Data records
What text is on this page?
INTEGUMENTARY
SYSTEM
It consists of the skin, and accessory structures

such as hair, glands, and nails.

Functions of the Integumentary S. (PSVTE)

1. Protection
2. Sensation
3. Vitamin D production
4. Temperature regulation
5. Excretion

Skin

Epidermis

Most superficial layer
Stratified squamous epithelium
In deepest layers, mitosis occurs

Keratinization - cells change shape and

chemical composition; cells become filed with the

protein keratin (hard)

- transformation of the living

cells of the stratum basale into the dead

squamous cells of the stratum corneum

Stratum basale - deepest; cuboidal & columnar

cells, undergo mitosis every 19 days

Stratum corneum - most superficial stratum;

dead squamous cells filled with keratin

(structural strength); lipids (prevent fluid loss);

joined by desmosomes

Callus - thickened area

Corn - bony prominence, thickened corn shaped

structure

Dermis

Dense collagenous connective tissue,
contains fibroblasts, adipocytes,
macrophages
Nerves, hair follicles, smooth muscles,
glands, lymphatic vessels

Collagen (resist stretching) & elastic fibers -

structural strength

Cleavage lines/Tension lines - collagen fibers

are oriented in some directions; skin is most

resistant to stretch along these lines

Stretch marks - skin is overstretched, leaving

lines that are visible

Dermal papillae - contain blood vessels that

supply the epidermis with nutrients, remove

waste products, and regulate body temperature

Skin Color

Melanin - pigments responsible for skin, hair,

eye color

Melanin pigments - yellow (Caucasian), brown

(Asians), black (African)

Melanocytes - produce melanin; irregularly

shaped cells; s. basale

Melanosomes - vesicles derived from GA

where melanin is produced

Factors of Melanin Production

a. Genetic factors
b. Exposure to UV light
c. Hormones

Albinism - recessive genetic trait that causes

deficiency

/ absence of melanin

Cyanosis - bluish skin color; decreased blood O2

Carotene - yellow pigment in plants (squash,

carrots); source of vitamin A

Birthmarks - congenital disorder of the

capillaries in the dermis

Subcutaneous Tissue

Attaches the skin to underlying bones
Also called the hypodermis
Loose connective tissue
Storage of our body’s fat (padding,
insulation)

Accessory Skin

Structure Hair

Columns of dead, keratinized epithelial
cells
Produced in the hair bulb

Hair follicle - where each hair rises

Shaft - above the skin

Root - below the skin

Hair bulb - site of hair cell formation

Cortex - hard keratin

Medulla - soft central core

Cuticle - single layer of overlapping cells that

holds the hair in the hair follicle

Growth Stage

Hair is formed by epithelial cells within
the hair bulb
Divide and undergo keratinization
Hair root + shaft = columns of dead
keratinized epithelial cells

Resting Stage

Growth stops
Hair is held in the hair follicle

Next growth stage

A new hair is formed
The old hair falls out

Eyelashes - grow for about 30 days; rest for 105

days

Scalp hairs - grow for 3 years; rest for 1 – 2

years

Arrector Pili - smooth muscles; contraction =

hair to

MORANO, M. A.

TASK GOAL. Where does the word "smooth" appear in the records above? Return every line that holds it.

EXERCISE OUTPUT.
Nerves, hair follicles, smooth muscles,
Arrector Pili - smooth muscles; contraction =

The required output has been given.